§ Exercise instructions
List every line of the records that contains the string "Atos".
## start
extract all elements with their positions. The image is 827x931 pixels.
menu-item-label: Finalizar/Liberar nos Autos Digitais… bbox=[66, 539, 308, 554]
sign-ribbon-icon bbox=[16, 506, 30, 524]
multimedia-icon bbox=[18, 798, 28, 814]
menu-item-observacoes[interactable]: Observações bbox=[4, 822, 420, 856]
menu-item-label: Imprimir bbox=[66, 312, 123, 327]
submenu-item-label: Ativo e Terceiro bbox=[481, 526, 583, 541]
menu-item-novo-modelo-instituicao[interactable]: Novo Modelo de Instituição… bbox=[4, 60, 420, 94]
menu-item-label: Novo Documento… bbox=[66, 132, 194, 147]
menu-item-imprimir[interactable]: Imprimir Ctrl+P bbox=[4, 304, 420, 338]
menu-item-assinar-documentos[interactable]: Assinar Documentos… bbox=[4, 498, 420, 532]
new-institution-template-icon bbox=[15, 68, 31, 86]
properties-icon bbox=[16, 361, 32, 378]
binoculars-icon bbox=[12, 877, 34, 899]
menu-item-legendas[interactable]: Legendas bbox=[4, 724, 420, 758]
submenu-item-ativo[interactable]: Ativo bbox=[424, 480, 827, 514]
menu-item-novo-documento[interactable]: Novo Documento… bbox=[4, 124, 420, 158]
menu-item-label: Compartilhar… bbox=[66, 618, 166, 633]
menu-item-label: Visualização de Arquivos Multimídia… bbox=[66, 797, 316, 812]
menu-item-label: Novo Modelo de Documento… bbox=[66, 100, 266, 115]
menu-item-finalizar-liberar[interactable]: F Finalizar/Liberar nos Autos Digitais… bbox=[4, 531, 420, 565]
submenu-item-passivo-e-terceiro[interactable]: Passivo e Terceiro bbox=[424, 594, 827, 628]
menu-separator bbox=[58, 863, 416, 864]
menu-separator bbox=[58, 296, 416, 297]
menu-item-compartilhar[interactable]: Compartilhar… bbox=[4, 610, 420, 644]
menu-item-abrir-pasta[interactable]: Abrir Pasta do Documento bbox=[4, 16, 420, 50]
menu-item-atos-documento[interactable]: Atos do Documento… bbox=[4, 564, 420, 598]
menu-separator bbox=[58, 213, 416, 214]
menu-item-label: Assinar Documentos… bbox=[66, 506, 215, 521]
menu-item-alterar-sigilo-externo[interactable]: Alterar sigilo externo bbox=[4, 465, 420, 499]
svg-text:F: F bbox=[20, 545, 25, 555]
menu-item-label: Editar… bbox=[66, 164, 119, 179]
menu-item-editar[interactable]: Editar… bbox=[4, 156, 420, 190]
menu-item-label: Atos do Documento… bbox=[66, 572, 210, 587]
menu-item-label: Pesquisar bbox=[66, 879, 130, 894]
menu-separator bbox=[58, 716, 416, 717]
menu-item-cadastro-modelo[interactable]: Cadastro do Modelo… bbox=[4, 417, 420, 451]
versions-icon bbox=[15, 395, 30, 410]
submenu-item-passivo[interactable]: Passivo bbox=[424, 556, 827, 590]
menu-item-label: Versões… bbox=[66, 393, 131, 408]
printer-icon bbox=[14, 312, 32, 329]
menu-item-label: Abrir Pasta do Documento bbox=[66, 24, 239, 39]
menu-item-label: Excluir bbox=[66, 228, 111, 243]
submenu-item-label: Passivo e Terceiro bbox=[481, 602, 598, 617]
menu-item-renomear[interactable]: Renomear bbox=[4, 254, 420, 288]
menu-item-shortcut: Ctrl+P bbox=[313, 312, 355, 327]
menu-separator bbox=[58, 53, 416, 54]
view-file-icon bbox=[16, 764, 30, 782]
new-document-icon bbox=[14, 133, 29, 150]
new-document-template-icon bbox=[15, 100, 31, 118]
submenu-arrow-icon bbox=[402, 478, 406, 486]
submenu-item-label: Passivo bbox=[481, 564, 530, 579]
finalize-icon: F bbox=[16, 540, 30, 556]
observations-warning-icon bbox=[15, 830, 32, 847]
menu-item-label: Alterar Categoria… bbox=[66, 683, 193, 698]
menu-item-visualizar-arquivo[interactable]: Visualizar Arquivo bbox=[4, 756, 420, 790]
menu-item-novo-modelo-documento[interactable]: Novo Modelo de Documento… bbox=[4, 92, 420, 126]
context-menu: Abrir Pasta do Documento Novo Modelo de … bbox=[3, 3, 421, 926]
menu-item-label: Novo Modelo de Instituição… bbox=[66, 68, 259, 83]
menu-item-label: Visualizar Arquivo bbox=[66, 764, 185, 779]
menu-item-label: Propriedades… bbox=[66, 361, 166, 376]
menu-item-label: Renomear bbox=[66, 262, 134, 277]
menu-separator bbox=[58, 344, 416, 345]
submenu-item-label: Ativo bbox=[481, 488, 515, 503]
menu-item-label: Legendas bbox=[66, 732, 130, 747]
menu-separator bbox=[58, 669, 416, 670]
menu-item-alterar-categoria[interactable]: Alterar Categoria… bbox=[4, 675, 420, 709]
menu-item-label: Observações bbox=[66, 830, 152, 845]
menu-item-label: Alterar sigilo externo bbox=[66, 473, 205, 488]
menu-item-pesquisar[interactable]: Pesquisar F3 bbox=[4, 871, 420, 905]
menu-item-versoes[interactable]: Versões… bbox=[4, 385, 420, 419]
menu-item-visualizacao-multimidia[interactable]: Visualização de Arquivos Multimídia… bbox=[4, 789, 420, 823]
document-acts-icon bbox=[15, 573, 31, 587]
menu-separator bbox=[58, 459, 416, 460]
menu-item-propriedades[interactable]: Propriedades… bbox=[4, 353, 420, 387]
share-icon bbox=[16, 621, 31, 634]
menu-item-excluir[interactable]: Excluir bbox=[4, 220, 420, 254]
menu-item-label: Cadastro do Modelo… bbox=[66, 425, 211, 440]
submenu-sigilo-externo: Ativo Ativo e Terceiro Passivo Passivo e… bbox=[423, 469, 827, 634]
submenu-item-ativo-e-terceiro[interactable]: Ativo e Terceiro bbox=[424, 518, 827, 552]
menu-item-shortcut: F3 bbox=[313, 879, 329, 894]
## end
§ Task output
menu-item-atos-documento[interactable]: Atos do Documento… bbox=[4, 564, 420, 598]
menu-item-label: Atos do Documento… bbox=[66, 572, 210, 587]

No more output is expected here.